═════ DATA ENTRIES ═════

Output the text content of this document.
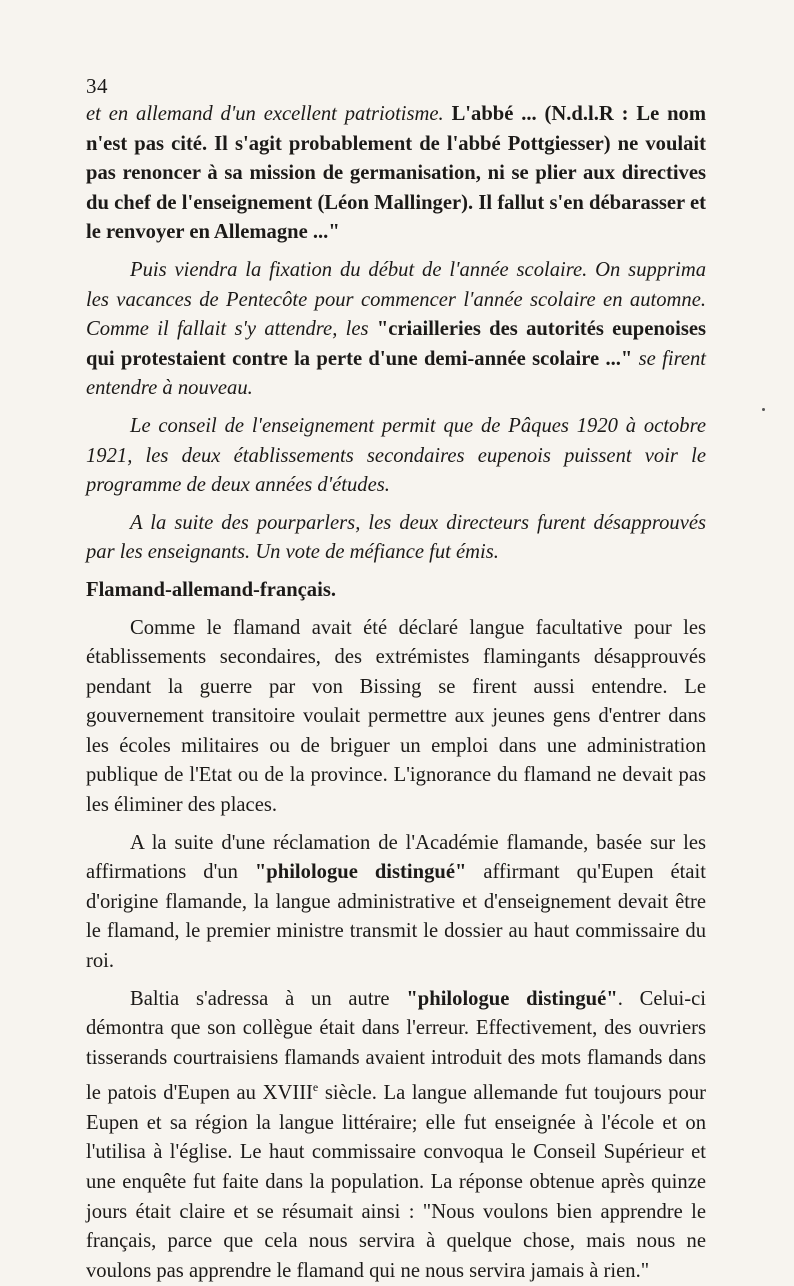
34

et en allemand d'un excellent patriotisme. L'abbé ... (N.d.l.R : Le nom n'est pas cité. Il s'agit probablement de l'abbé Pottgiesser) ne voulait pas renoncer à sa mission de germanisation, ni se plier aux directives du chef de l'enseignement (Léon Mallinger). Il fallut s'en débarasser et le renvoyer en Allemagne ..."

Puis viendra la fixation du début de l'année scolaire. On supprima les vacances de Pentecôte pour commencer l'année scolaire en automne. Comme il fallait s'y attendre, les "criailleries des autorités eupenoises qui protestaient contre la perte d'une demi-année scolaire ..." se firent entendre à nouveau.

Le conseil de l'enseignement permit que de Pâques 1920 à octobre 1921, les deux établissements secondaires eupenois puissent voir le programme de deux années d'études.

A la suite des pourparlers, les deux directeurs furent désapprouvés par les enseignants. Un vote de méfiance fut émis.

Flamand-allemand-français.

Comme le flamand avait été déclaré langue facultative pour les établissements secondaires, des extrémistes flamingants désapprouvés pendant la guerre par von Bissing se firent aussi entendre. Le gouvernement transitoire voulait permettre aux jeunes gens d'entrer dans les écoles militaires ou de briguer un emploi dans une administration publique de l'Etat ou de la province. L'ignorance du flamand ne devait pas les éliminer des places.

A la suite d'une réclamation de l'Académie flamande, basée sur les affirmations d'un "philologue distingué" affirmant qu'Eupen était d'origine flamande, la langue administrative et d'enseignement devait être le flamand, le premier ministre transmit le dossier au haut commissaire du roi.

Baltia s'adressa à un autre "philologue distingué". Celui-ci démontra que son collègue était dans l'erreur. Effectivement, des ouvriers tisserands courtraisiens flamands avaient introduit des mots flamands dans le patois d'Eupen au XVIIIe siècle. La langue allemande fut toujours pour Eupen et sa région la langue littéraire; elle fut enseignée à l'école et on l'utilisa à l'église. Le haut commissaire convoqua le Conseil Supérieur et une enquête fut faite dans la population. La réponse obtenue après quinze jours était claire et se résumait ainsi : "Nous voulons bien apprendre le français, parce que cela nous servira à quelque chose, mais nous ne voulons pas apprendre le flamand qui ne nous servira jamais à rien."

═════

▶ [DIRECTIONS]
Without the pictures, copy the material exactly as given.

▶ [REPLY TO THE TASK]
Output the text content of this document.
34

et en allemand d'un excellent patriotisme. L'abbé ... (N.d.l.R : Le nom n'est pas cité. Il s'agit probablement de l'abbé Pottgiesser) ne voulait pas renoncer à sa mission de germanisation, ni se plier aux directives du chef de l'enseignement (Léon Mallinger). Il fallut s'en débarasser et le renvoyer en Allemagne ..."

Puis viendra la fixation du début de l'année scolaire. On supprima les vacances de Pentecôte pour commencer l'année scolaire en automne. Comme il fallait s'y attendre, les "criailleries des autorités eupenoises qui protestaient contre la perte d'une demi-année scolaire ..." se firent entendre à nouveau.

Le conseil de l'enseignement permit que de Pâques 1920 à octobre 1921, les deux établissements secondaires eupenois puissent voir le programme de deux années d'études.

A la suite des pourparlers, les deux directeurs furent désapprouvés par les enseignants. Un vote de méfiance fut émis.

Flamand-allemand-français.

Comme le flamand avait été déclaré langue facultative pour les établissements secondaires, des extrémistes flamingants désapprouvés pendant la guerre par von Bissing se firent aussi entendre. Le gouvernement transitoire voulait permettre aux jeunes gens d'entrer dans les écoles militaires ou de briguer un emploi dans une administration publique de l'Etat ou de la province. L'ignorance du flamand ne devait pas les éliminer des places.

A la suite d'une réclamation de l'Académie flamande, basée sur les affirmations d'un "philologue distingué" affirmant qu'Eupen était d'origine flamande, la langue administrative et d'enseignement devait être le flamand, le premier ministre transmit le dossier au haut commissaire du roi.

Baltia s'adressa à un autre "philologue distingué". Celui-ci démontra que son collègue était dans l'erreur. Effectivement, des ouvriers tisserands courtraisiens flamands avaient introduit des mots flamands dans le patois d'Eupen au XVIIIe siècle. La langue allemande fut toujours pour Eupen et sa région la langue littéraire; elle fut enseignée à l'école et on l'utilisa à l'église. Le haut commissaire convoqua le Conseil Supérieur et une enquête fut faite dans la population. La réponse obtenue après quinze jours était claire et se résumait ainsi : "Nous voulons bien apprendre le français, parce que cela nous servira à quelque chose, mais nous ne voulons pas apprendre le flamand qui ne nous servira jamais à rien."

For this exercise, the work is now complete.